__AUSGEWÄHLTER ABSCHNITT__:
**********

Die in § 35 SGB I genannten Stellen, die personenbezogene Daten erheben, verarbeiten oder nutzen, haben die
technischen und organisatorischen Maßnahmen zu treffen, die erforderlich sind, um die Ausführungen der Vorschriften der Datenschutzgesetze zu gewährleisten. Hierbei ist zu berücksichtigen, dass bereits die Tatsache, dass
jemand Bezieher von Arbeitslosengeld II ist, sozialdatenschutzrechtlich geschützt ist. Es muss gewährleistet sein,
dass die zur Benutzung eines Datenverarbeitungssystems
Berechtigten ausschließlich auf die ihrer Zugriffsberechtigung unterliegenden Daten zugreifen können und dass
Sozialdaten bei der Verarbeitung und Nutzung sowie nach
der Speicherung nicht unbefugt gelesen, kopiert, verändert oder entfernt werden können (Anlage zu § 78a
Satz 2 Nr. 3 SGB X).
Zu den Kernstücken der gesetzlich vorgeschriebenen organisatorisch-technischen Maßnahmen gehört die enge
Begrenzung der befugten Benutzer bzw. das Einrichten
einer formalen Benutzerverwaltung und eine Protokollierung von Zugriffen, um Missbrauchsversuchen begegnen
zu können. Letzteres bedingt auch eine regelmäßige Auswertung der Protokolle. Dies kann bei größeren Datenmengen auch stichprobenweise oder unter Einsatz entsprechender Tools geschehen.
Über derartige Schutzmechanismen verfügt das Programm A2LL derzeit nicht. Damit ist es jedem Nutzer
von A2LL möglich, unkontrolliert eine bundesweite Personensuche im Datenpool von A2LL zu starten. Derartigen Missbrauchsmöglichkeiten stehen keine geeigneten
Schutzmaßnahmen entgegen.
Ich habe der BA meine Mithilfe bei der Entwicklung konstruktiver Lösungen angeboten und erwarte eine baldige
Umsetzung der Zusagen, insbesondere hinsichtlich der
Einführung der Protokollierung bundesweiter Zugriffe im
ersten Quartal 2005 und der zügigen Ausarbeitung und
Implementierung eines Berechtigungskonzepts.

**********

[Auszüge aus einer Sammlung von Layout-Anmerkungen]
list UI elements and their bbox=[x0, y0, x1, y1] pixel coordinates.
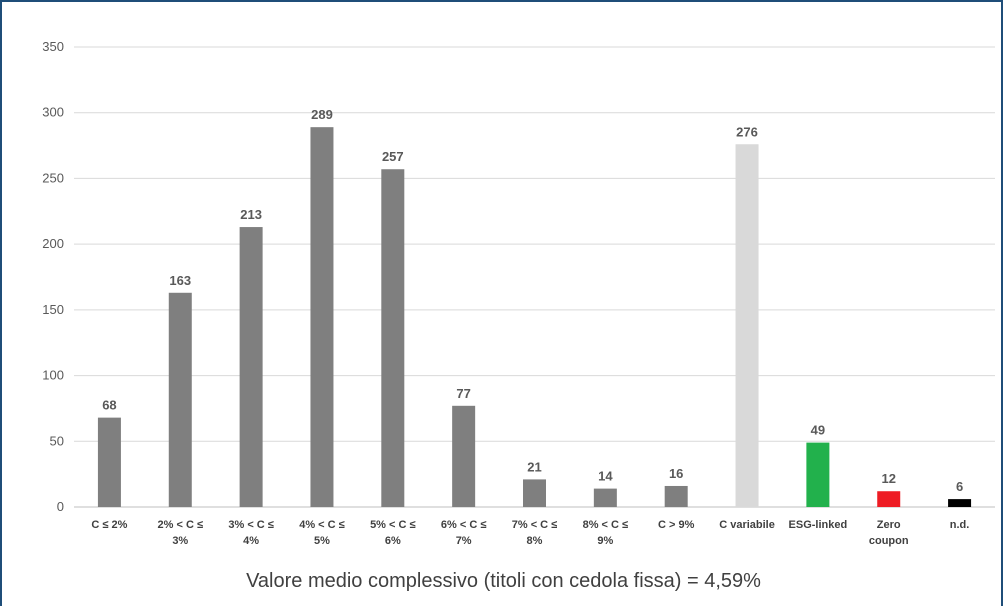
bars bbox=[97, 127, 972, 508]
data-label: 276 bbox=[736, 124, 758, 139]
y-tick-label: 350 bbox=[42, 39, 64, 54]
x-tick-label: Zero bbox=[877, 519, 901, 531]
bar bbox=[735, 144, 759, 507]
x-tick-label: 5% < C ≤ bbox=[370, 519, 415, 531]
x-tick-label: 3% < C ≤ bbox=[228, 519, 273, 531]
x-tick-label: 3% bbox=[172, 535, 188, 547]
y-tick-label: 0 bbox=[57, 499, 64, 514]
y-axis-ticks: 0 50 100 150 200 250 300 350 bbox=[42, 39, 64, 514]
data-label: 289 bbox=[311, 107, 333, 122]
x-tick-label: 7% bbox=[456, 535, 472, 547]
bar bbox=[523, 479, 546, 507]
footnote: Valore medio complessivo (titoli con ced… bbox=[246, 570, 761, 592]
data-label: 257 bbox=[382, 149, 404, 164]
x-tick-label: ESG-linked bbox=[789, 519, 848, 531]
bar bbox=[664, 485, 688, 507]
y-tick-label: 100 bbox=[42, 368, 64, 383]
data-label: 16 bbox=[669, 466, 683, 481]
x-tick-label: 2% < C ≤ bbox=[158, 519, 203, 531]
y-tick-label: 200 bbox=[42, 236, 64, 251]
y-tick-label: 50 bbox=[50, 433, 64, 448]
x-tick-label: 5% bbox=[314, 535, 330, 547]
x-axis-labels: C ≤ 2% 2% < C ≤ 3% 3% < C ≤ 4% 4% < C ≤ 5% 5% <… bbox=[91, 519, 969, 547]
x-tick-label: n.d. bbox=[950, 519, 970, 531]
x-tick-label: coupon bbox=[869, 535, 909, 547]
x-tick-label: 8% < C ≤ bbox=[583, 519, 628, 531]
data-label: 163 bbox=[169, 273, 191, 288]
bar bbox=[877, 491, 901, 507]
x-tick-label: C > 9% bbox=[658, 519, 695, 531]
bar bbox=[97, 417, 121, 507]
data-label: 6 bbox=[956, 479, 963, 494]
y-tick-label: 150 bbox=[42, 302, 64, 317]
x-tick-label: 6% bbox=[385, 535, 401, 547]
data-label: 49 bbox=[811, 423, 825, 438]
x-tick-label: 4% < C ≤ bbox=[299, 519, 344, 531]
x-tick-label: 7% < C ≤ bbox=[512, 519, 557, 531]
data-label: 12 bbox=[881, 471, 895, 486]
data-labels: 68 163 213 289 257 77 21 14 16 276 49 12 6 bbox=[102, 107, 963, 494]
bar bbox=[806, 442, 830, 507]
bar bbox=[310, 127, 334, 508]
x-tick-label: 4% bbox=[243, 535, 259, 547]
bar-chart: 0 50 100 150 200 250 300 350 68 163 213 289 257 77 21… bbox=[42, 39, 995, 547]
data-label: 21 bbox=[527, 459, 541, 474]
x-tick-label: 8% bbox=[527, 535, 543, 547]
x-tick-label: 6% < C ≤ bbox=[441, 519, 486, 531]
data-label: 14 bbox=[598, 469, 613, 484]
x-tick-label: C ≤ 2% bbox=[91, 519, 127, 531]
bar bbox=[381, 169, 405, 507]
bar bbox=[168, 292, 192, 507]
y-tick-label: 300 bbox=[42, 105, 64, 120]
y-tick-label: 250 bbox=[42, 170, 64, 185]
bar bbox=[593, 488, 617, 507]
data-label: 213 bbox=[240, 207, 262, 222]
bar bbox=[452, 405, 476, 507]
data-label: 68 bbox=[102, 398, 116, 413]
x-tick-label: 9% bbox=[597, 535, 613, 547]
bar bbox=[239, 227, 263, 508]
bar bbox=[948, 499, 972, 507]
gridlines bbox=[74, 46, 995, 508]
x-tick-label: C variabile bbox=[719, 519, 775, 531]
data-label: 77 bbox=[456, 386, 470, 401]
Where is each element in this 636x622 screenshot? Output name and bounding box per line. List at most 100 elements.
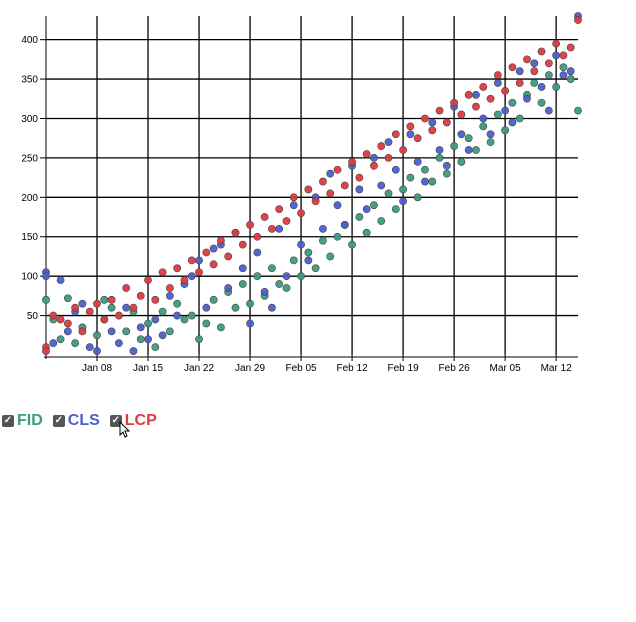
point-fid xyxy=(173,299,182,308)
checkmark-icon[interactable]: ✓ xyxy=(109,415,122,427)
point-lcp xyxy=(333,165,342,174)
x-tick-label: Mar 05 xyxy=(490,363,522,374)
point-cls xyxy=(333,201,342,210)
point-cls xyxy=(63,327,72,336)
point-lcp xyxy=(129,303,138,312)
point-cls xyxy=(362,205,371,214)
point-fid xyxy=(457,157,466,166)
point-lcp xyxy=(238,240,247,249)
point-lcp xyxy=(486,94,495,103)
y-tick-label: 300 xyxy=(21,114,38,125)
point-lcp xyxy=(136,291,145,300)
point-lcp xyxy=(180,276,189,285)
point-lcp xyxy=(559,51,568,60)
point-fid xyxy=(217,323,225,332)
y-tick-label: 400 xyxy=(21,35,38,46)
point-lcp xyxy=(209,260,218,269)
legend-item-cls[interactable]: ✓ CLS xyxy=(52,412,100,430)
point-lcp xyxy=(348,157,356,166)
point-fid xyxy=(530,79,539,87)
point-fid xyxy=(297,272,305,281)
point-lcp xyxy=(42,347,50,355)
point-fid xyxy=(406,173,415,182)
point-lcp xyxy=(515,79,524,87)
point-lcp xyxy=(574,16,582,24)
point-cls xyxy=(42,272,50,281)
point-cls xyxy=(442,161,451,170)
point-lcp xyxy=(537,47,546,56)
point-cls xyxy=(523,94,531,103)
checkmark-icon[interactable]: ✓ xyxy=(2,415,14,427)
point-lcp xyxy=(479,83,488,91)
point-cls xyxy=(319,224,327,233)
point-lcp xyxy=(275,205,284,214)
point-fid xyxy=(486,138,495,147)
point-lcp xyxy=(195,268,203,277)
point-lcp xyxy=(165,284,174,292)
point-cls xyxy=(435,146,444,154)
point-cls xyxy=(275,224,284,233)
checkmark-icon[interactable]: ✓ xyxy=(52,415,65,427)
point-fid xyxy=(122,327,131,336)
point-cls xyxy=(282,272,291,281)
point-lcp xyxy=(224,252,233,261)
point-fid xyxy=(304,248,313,257)
point-cls xyxy=(114,339,123,348)
legend-item-lcp[interactable]: ✓ LCP xyxy=(109,412,157,430)
point-cls xyxy=(472,90,480,99)
point-fid xyxy=(348,240,356,249)
point-cls xyxy=(537,83,546,91)
point-fid xyxy=(391,205,400,214)
point-fid xyxy=(165,327,174,336)
point-fid xyxy=(326,252,335,261)
point-fid xyxy=(574,106,582,115)
point-fid xyxy=(180,315,189,324)
point-fid xyxy=(158,307,167,316)
point-lcp xyxy=(85,307,94,316)
point-lcp xyxy=(450,98,459,107)
point-cls xyxy=(457,130,466,139)
point-cls xyxy=(428,118,437,127)
axes: Jan 08 Jan 15 Jan 22 Jan 29 Feb 05 Feb 12 Feb … xyxy=(21,16,578,374)
point-lcp xyxy=(399,146,407,154)
x-tick-label: Feb 12 xyxy=(337,363,369,374)
point-cls xyxy=(355,185,364,194)
point-lcp xyxy=(508,63,517,72)
point-cls xyxy=(297,240,305,249)
point-cls xyxy=(544,106,553,115)
point-cls xyxy=(530,59,539,68)
point-fid xyxy=(42,295,50,304)
point-cls xyxy=(479,114,488,123)
point-lcp xyxy=(544,59,553,68)
point-lcp xyxy=(158,268,167,277)
point-cls xyxy=(559,71,568,80)
point-cls xyxy=(209,244,218,253)
point-cls xyxy=(56,276,65,285)
legend-item-fid[interactable]: ✓ FID xyxy=(2,412,43,430)
point-cls xyxy=(136,323,145,332)
point-lcp xyxy=(304,185,313,194)
point-lcp xyxy=(173,264,182,273)
point-cls xyxy=(260,288,269,296)
point-fid xyxy=(195,335,203,344)
point-fid xyxy=(355,213,364,221)
point-cls xyxy=(158,331,167,340)
point-lcp xyxy=(406,122,415,131)
point-fid xyxy=(472,146,480,154)
point-fid xyxy=(209,295,218,304)
point-lcp xyxy=(566,43,575,52)
point-cls xyxy=(49,339,58,348)
point-lcp xyxy=(100,315,109,324)
point-fid xyxy=(399,185,407,194)
point-fid xyxy=(559,63,568,72)
point-fid xyxy=(435,154,444,162)
y-tick-label: 200 xyxy=(21,193,38,204)
point-fid xyxy=(464,134,473,143)
point-fid xyxy=(289,256,298,265)
point-fid xyxy=(56,335,65,344)
point-lcp xyxy=(107,295,116,304)
point-cls xyxy=(406,130,415,139)
point-lcp xyxy=(282,217,291,225)
point-lcp xyxy=(530,67,539,76)
y-tick-label: 350 xyxy=(21,75,38,86)
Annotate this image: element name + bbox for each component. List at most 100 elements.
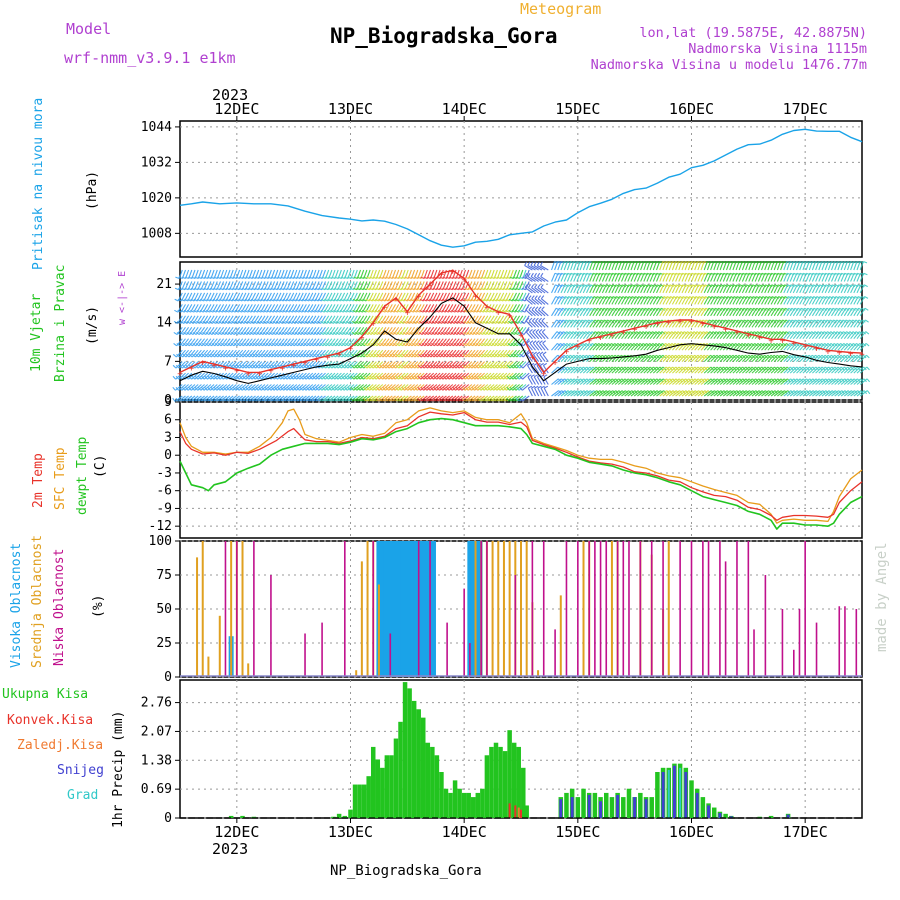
wind-barb [614,296,620,305]
wind-barb [703,378,712,385]
wind-barb [601,343,609,351]
wind-barb [831,343,838,351]
wind-barb [527,287,536,294]
wind-barb [439,372,447,380]
wind-barb [811,331,819,340]
wind-barb [464,372,473,380]
wind-barb-flag [478,342,483,347]
wind-barb-flag [433,386,437,391]
wind-barb [249,349,256,358]
wind-barb [554,390,563,397]
wind-barb [271,361,279,369]
wind-barb [570,307,576,317]
wind-barb [503,361,511,369]
wind-barb-flag [383,331,388,336]
wind-barb [589,390,598,397]
wind-barb-flag [536,261,540,266]
wind-barb-flag [282,309,287,313]
wind-barb-flag [342,331,347,336]
wind-barb-flag [177,320,181,324]
y-tick-label: 1032 [141,155,172,170]
wind-barb [179,349,186,358]
wind-barb [554,319,561,328]
wind-barb [496,372,505,380]
wind-barb [433,349,441,358]
wind-barb [796,366,804,374]
wind-barb-flag [283,386,288,391]
wind-barb [312,372,320,380]
wind-barb [481,349,489,358]
wind-barb-flag [259,331,264,336]
wind-barb-flag [223,276,228,280]
wind-barb [770,378,779,385]
wind-barb-flag [245,386,250,391]
pressure-line [179,128,863,248]
wind-barb [397,384,406,391]
wind-barb [780,343,787,351]
wind-barb [630,331,638,340]
wind-barb-flag [426,276,431,280]
wind-barb [630,390,639,397]
wind-barb-flag [521,287,526,291]
wind-barb-flag [535,317,539,322]
wind-barb-flag [267,386,272,391]
wind-barb [306,361,314,369]
wind-barb-flag [240,320,245,324]
wind-barb-flag [237,331,242,336]
wind-barb [206,384,215,391]
wind-barb [643,378,652,385]
wind-barb [576,261,581,271]
wind-barb-flag [500,364,505,369]
wind-barb-flag [507,342,512,347]
wind-barb-flag [307,309,312,313]
wind-barb [624,296,630,305]
wind-barb-flag [368,309,373,313]
wind-barb [258,349,266,358]
wind-barb [713,261,718,271]
wind-barb [586,331,593,340]
wind-barb [315,372,323,380]
wind-barb-flag [298,287,304,291]
wind-barb [605,366,613,374]
wind-barb [582,366,591,374]
wind-barb-flag [253,320,258,324]
wind-barb [537,265,546,271]
wind-barb-flag [189,342,193,347]
wind-barb-flag [195,364,199,369]
wind-barb [270,372,279,380]
wind-barb-flag [386,342,391,347]
wind-barb-flag [195,342,200,347]
wind-barb-flag [265,353,270,358]
wind-barb [656,319,663,328]
wind-barb [276,395,285,402]
wind-barb-flag [355,309,360,313]
wind-barb [678,296,684,305]
wind-barb-flag [217,353,222,358]
wind-barb-flag [532,340,537,344]
wind-barb [624,272,629,282]
wind-barb [741,296,748,305]
wind-barb [536,365,543,374]
wind-barb [815,296,821,305]
wind-barb [573,366,581,374]
wind-barb [780,366,788,374]
wind-barb [458,384,466,391]
wind-barb-flag [220,375,224,380]
wind-barb-flag [225,309,230,313]
wind-barb-flag [807,296,812,299]
wind-barb-flag [427,342,432,347]
wind-barb [834,272,839,282]
wind-barb-flag [299,276,304,280]
wind-barb [783,366,791,374]
wind-barb-flag [292,287,297,291]
wind-barb-flag [225,287,230,291]
wind-barb-flag [791,307,796,311]
wind-barb [535,320,543,328]
wind-barb [681,319,688,328]
wind-barb [538,342,546,351]
wind-barb [379,372,387,380]
wind-barb [589,366,597,374]
wind-barb-flag [183,331,188,336]
wind-barb [745,261,750,271]
wind-barb [703,284,709,294]
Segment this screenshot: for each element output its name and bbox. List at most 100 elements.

**********

__ARBEITSAUFTRAG__:
Beantworte zum Abschnitt über den Datenschutz bei A2LL diese Fragen:
(a) Welche Tatsache ist laut dem Abschnitt schon für sich sozialdatenschutzrechtlich geschützt?
(b) Auf welche zwei Arten darf die Auswertung der Protokolle bei größeren Datenmengen geschehen?
(c) In welchem Zeitraum soll die Protokollierung bundesweiter Zugriffe eingeführt werden?

__ERGEBNIS__:
(a) Dass jemand Bezieher von Arbeitslosengeld II ist.
(b) Stichprobenweise oder unter Einsatz entsprechender Tools.
(c) Im ersten Quartal 2005.